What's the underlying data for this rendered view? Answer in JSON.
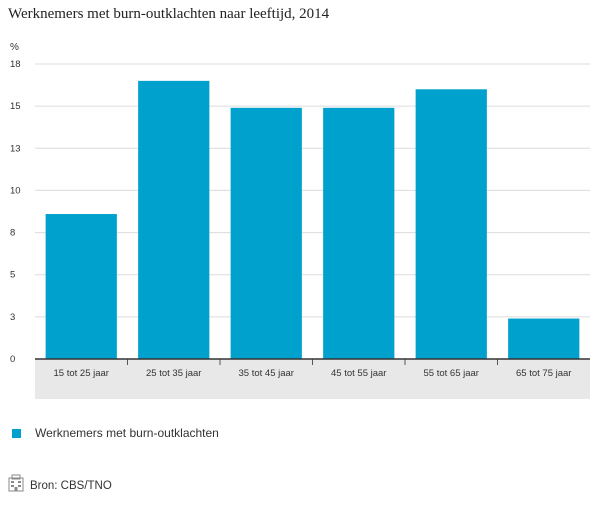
{
  "title": "Werknemers met burn-outklachten naar leeftijd, 2014",
  "source_label": "Bron: CBS/TNO",
  "colors": {
    "bar": "#00a1cd",
    "axis_band": "#e8e8e8",
    "grid": "#dcdcdc"
  },
  "chart_data": {
    "type": "bar",
    "unit": "%",
    "categories": [
      "15 tot 25 jaar",
      "25 tot 35 jaar",
      "35 tot 45 jaar",
      "45 tot 55 jaar",
      "55 tot 65 jaar",
      "65 tot 75 jaar"
    ],
    "series": [
      {
        "name": "Werknemers met burn-outklachten",
        "values": [
          8.6,
          16.5,
          14.9,
          14.9,
          16.0,
          2.4
        ]
      }
    ],
    "ylim": [
      0,
      17.5
    ],
    "yticks": [
      0,
      2.5,
      5,
      7.5,
      10,
      12.5,
      15,
      17.5
    ],
    "ytick_labels": [
      "0",
      "3",
      "5",
      "8",
      "10",
      "13",
      "15",
      "18"
    ],
    "grid": true,
    "legend_position": "bottom-left"
  }
}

■ **TASK REQUIREMENTS**:
In the records above, find the lines containing "outklachten" and copy them.

■ **COMPLETE RESPONSE**:
  "title": "Werknemers met burn-outklachten naar leeftijd, 2014",
        "name": "Werknemers met burn-outklachten",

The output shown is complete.